:: Extracted material ::
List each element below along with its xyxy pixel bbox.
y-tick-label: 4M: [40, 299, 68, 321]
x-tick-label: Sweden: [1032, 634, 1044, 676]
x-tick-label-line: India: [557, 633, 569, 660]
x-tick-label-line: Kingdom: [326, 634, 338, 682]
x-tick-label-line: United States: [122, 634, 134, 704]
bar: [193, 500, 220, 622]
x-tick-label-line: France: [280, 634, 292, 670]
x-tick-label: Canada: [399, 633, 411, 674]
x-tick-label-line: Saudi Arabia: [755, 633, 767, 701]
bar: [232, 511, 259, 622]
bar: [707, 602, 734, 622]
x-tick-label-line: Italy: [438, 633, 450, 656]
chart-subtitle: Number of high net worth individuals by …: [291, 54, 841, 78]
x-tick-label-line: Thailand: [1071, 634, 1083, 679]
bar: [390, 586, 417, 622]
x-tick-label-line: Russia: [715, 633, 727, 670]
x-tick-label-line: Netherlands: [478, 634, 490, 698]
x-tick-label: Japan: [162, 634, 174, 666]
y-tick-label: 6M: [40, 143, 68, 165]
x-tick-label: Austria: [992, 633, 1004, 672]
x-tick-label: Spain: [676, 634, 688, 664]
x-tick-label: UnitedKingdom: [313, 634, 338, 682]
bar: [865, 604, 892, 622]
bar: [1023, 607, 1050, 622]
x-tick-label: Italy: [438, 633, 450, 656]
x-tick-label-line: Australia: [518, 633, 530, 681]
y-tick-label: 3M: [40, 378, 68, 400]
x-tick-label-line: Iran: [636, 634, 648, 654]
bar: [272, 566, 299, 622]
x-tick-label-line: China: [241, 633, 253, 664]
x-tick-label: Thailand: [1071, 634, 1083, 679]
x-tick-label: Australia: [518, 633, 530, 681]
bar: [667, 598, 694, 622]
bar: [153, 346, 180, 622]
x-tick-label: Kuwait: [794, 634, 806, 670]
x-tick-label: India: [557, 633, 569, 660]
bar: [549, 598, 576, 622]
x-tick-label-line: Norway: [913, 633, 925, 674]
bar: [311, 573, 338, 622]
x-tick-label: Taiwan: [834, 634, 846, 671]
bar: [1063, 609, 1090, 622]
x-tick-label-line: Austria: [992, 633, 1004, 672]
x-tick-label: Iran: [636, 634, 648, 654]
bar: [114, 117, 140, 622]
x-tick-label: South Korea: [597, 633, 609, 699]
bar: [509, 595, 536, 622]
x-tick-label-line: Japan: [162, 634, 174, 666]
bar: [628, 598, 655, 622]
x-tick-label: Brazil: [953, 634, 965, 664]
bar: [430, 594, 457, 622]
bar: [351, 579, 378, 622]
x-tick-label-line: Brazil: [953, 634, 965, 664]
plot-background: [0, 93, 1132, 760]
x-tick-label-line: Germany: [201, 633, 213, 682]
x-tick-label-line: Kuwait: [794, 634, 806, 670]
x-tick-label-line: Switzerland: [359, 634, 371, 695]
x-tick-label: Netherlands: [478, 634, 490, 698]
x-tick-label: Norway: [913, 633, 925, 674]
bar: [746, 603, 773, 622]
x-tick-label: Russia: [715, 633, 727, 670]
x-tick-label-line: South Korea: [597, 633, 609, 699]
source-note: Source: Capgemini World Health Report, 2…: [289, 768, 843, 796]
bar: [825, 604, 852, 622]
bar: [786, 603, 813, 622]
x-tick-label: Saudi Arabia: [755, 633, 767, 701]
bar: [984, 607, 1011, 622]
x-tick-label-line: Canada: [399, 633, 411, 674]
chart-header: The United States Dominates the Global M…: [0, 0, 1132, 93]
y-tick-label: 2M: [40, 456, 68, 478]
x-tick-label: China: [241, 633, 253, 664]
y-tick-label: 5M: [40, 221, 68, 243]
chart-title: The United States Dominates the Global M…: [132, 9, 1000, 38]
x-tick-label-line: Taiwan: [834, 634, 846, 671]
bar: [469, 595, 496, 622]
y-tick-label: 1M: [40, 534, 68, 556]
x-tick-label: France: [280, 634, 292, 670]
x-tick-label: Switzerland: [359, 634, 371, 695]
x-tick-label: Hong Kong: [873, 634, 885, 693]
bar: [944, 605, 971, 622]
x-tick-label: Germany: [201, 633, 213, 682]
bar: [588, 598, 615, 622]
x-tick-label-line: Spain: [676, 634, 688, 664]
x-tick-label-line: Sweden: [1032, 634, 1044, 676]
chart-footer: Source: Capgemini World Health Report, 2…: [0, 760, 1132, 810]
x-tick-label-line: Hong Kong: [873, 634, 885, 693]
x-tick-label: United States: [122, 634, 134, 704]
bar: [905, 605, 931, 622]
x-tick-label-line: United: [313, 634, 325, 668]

:: Exercise description ::
Show every line of the data above that contains the string "Source". Matching is case-sensitive.

:: Reply to the task ::
source-note: Source: Capgemini World Health Report, 2…: [289, 768, 843, 796]
chart-footer: Source: Capgemini World Health Report, 2…: [0, 760, 1132, 810]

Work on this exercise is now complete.